Problem requirements: Print the entries below in their entirety, exactly as they are written.
=-=-=-=-=
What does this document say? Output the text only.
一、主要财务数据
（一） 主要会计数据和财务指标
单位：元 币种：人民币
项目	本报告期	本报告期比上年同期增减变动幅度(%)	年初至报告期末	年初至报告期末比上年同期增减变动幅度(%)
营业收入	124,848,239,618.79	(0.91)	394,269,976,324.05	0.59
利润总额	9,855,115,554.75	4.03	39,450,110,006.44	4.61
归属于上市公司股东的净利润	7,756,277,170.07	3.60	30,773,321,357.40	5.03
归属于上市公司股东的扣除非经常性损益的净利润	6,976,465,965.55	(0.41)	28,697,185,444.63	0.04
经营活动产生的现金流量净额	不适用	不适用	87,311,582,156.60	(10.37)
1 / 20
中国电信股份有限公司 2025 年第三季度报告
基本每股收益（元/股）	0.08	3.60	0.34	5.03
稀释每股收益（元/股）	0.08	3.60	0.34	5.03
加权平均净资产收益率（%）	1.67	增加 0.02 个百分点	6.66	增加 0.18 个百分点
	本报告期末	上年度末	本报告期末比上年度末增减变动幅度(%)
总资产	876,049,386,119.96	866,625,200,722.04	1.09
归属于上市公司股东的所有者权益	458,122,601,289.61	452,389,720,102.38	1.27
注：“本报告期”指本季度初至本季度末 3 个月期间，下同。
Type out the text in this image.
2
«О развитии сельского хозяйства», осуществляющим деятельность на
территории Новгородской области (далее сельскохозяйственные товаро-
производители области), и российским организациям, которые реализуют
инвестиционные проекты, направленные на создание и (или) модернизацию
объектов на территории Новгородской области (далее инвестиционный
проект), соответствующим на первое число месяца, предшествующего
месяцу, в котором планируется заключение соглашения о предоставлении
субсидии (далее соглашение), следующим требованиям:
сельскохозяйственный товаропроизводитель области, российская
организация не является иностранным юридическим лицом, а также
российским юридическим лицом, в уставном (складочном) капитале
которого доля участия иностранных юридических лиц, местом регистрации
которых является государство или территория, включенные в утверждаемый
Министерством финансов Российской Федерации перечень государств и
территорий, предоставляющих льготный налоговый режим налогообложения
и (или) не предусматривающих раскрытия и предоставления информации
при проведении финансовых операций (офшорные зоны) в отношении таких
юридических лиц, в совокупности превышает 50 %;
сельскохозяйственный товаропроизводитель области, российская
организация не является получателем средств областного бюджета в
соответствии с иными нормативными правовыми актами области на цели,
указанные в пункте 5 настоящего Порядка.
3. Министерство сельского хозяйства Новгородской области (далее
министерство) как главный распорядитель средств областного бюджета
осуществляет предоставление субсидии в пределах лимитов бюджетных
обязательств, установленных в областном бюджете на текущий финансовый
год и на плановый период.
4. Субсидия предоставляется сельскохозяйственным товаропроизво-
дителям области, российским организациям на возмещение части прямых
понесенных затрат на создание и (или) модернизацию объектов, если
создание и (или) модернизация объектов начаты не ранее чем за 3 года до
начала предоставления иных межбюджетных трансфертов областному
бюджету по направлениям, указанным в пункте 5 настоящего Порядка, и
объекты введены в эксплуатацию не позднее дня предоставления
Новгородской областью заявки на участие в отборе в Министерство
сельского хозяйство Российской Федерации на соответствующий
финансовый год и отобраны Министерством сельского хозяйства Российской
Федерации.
=-=-=-=-=
Answer to this task:
What does this document say? Output the text only.
一、主要财务数据
（一） 主要会计数据和财务指标
单位：元 币种：人民币
项目	本报告期	本报告期比上年同期增减变动幅度(%)	年初至报告期末	年初至报告期末比上年同期增减变动幅度(%)
营业收入	124,848,239,618.79	(0.91)	394,269,976,324.05	0.59
利润总额	9,855,115,554.75	4.03	39,450,110,006.44	4.61
归属于上市公司股东的净利润	7,756,277,170.07	3.60	30,773,321,357.40	5.03
归属于上市公司股东的扣除非经常性损益的净利润	6,976,465,965.55	(0.41)	28,697,185,444.63	0.04
经营活动产生的现金流量净额	不适用	不适用	87,311,582,156.60	(10.37)
1 / 20
中国电信股份有限公司 2025 年第三季度报告
基本每股收益（元/股）	0.08	3.60	0.34	5.03
稀释每股收益（元/股）	0.08	3.60	0.34	5.03
加权平均净资产收益率（%）	1.67	增加 0.02 个百分点	6.66	增加 0.18 个百分点
	本报告期末	上年度末	本报告期末比上年度末增减变动幅度(%)
总资产	876,049,386,119.96	866,625,200,722.04	1.09
归属于上市公司股东的所有者权益	458,122,601,289.61	452,389,720,102.38	1.27
注：“本报告期”指本季度初至本季度末 3 个月期间，下同。
Type out the text in this image.
2
«О развитии сельского хозяйства», осуществляющим деятельность на
территории Новгородской области (далее сельскохозяйственные товаро-
производители области), и российским организациям, которые реализуют
инвестиционные проекты, направленные на создание и (или) модернизацию
объектов на территории Новгородской области (далее инвестиционный
проект), соответствующим на первое число месяца, предшествующего
месяцу, в котором планируется заключение соглашения о предоставлении
субсидии (далее соглашение), следующим требованиям:
сельскохозяйственный товаропроизводитель области, российская
организация не является иностранным юридическим лицом, а также
российским юридическим лицом, в уставном (складочном) капитале
которого доля участия иностранных юридических лиц, местом регистрации
которых является государство или территория, включенные в утверждаемый
Министерством финансов Российской Федерации перечень государств и
территорий, предоставляющих льготный налоговый режим налогообложения
и (или) не предусматривающих раскрытия и предоставления информации
при проведении финансовых операций (офшорные зоны) в отношении таких
юридических лиц, в совокупности превышает 50 %;
сельскохозяйственный товаропроизводитель области, российская
организация не является получателем средств областного бюджета в
соответствии с иными нормативными правовыми актами области на цели,
указанные в пункте 5 настоящего Порядка.
3. Министерство сельского хозяйства Новгородской области (далее
министерство) как главный распорядитель средств областного бюджета
осуществляет предоставление субсидии в пределах лимитов бюджетных
обязательств, установленных в областном бюджете на текущий финансовый
год и на плановый период.
4. Субсидия предоставляется сельскохозяйственным товаропроизво-
дителям области, российским организациям на возмещение части прямых
понесенных затрат на создание и (или) модернизацию объектов, если
создание и (или) модернизация объектов начаты не ранее чем за 3 года до
начала предоставления иных межбюджетных трансфертов областному
бюджету по направлениям, указанным в пункте 5 настоящего Порядка, и
объекты введены в эксплуатацию не позднее дня предоставления
Новгородской областью заявки на участие в отборе в Министерство
сельского хозяйство Российской Федерации на соответствующий
финансовый год и отобраны Министерством сельского хозяйства Российской
Федерации.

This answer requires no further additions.